*Task material*

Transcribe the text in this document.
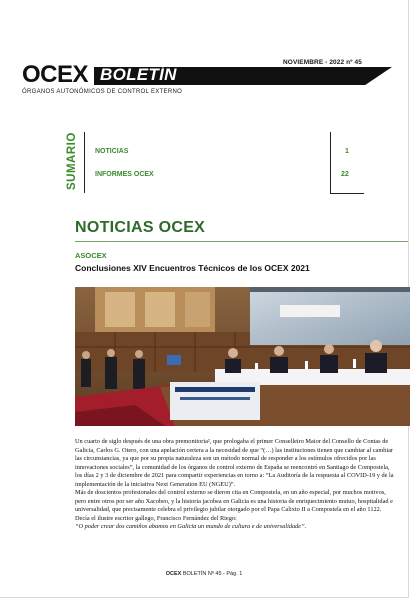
NOVIEMBRE - 2022 nº 45
OCEX BOLETÍN
ÓRGANOS AUTONÓMICOS DE CONTROL EXTERNO
SUMARIO NOTICIAS	1
INFORMES OCEX	22
NOTICIAS OCEX
ASOCEX
Conclusiones XIV Encuentros Técnicos de los OCEX 2021

Un cuarto de siglo después de una obra premonitoria², que prologaba el primer Conselleiro Maior del Consello de Contas de Galicia, Carlos G. Otero, con una apelación certera a la necesidad de que “(…) las instituciones tienen que cambiar al cambiar las circunstancias, ya que por su propia naturaleza son un método normal de responder a los estímulos ofrecidos por las innovaciones sociales”, la comunidad de los órganos de control externo de España se reencontró en Santiago de Compostela, los días 2 y 3 de diciembre de 2021 para compartir experiencias en torno a: “La Auditoría de la respuesta al COVID-19 y de la implementación de la iniciativa Next Generation EU (NGEU)”.

Más de doscientos profesionales del control externo se dieron cita en Compostela, en un año especial, por muchos motivos, pero entre otros por ser año Xacobeo, y la historia jacobea en Galicia es una historia de enriquecimiento mutuo, hospitalidad e universalidad, que precisamente celebra el privilegio jubilar otorgado por el Papa Calixto II a Compostela en el año 1122. Decía el ilustre escritor gallego, Francisco Fernández del Riego:

“O poder crear dos camiños abamos en Galicia un mundo de cultura e de universalidade”.

OCEX BOLETÍN Nº 45 - Pág. 1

*Written task*
Where a line contains "Compostela", copy that line.

*Exercise answer*
Un cuarto de siglo después de una obra premonitoria², que prologaba el primer Conselleiro Maior del Consello de Contas de Galicia, Carlos G. Otero, con una apelación certera a la necesidad de que “(…) las instituciones tienen que cambiar al cambiar las circunstancias, ya que por su propia naturaleza son un método normal de responder a los estímulos ofrecidos por las innovaciones sociales”, la comunidad de los órganos de control externo de España se reencontró en Santiago de Compostela, los días 2 y 3 de diciembre de 2021 para compartir experiencias en torno a: “La Auditoría de la respuesta al COVID-19 y de la implementación de la iniciativa Next Generation EU (NGEU)”.
Más de doscientos profesionales del control externo se dieron cita en Compostela, en un año especial, por muchos motivos, pero entre otros por ser año Xacobeo, y la historia jacobea en Galicia es una historia de enriquecimiento mutuo, hospitalidad e universalidad, que precisamente celebra el privilegio jubilar otorgado por el Papa Calixto II a Compostela en el año 1122. Decía el ilustre escritor gallego, Francisco Fernández del Riego:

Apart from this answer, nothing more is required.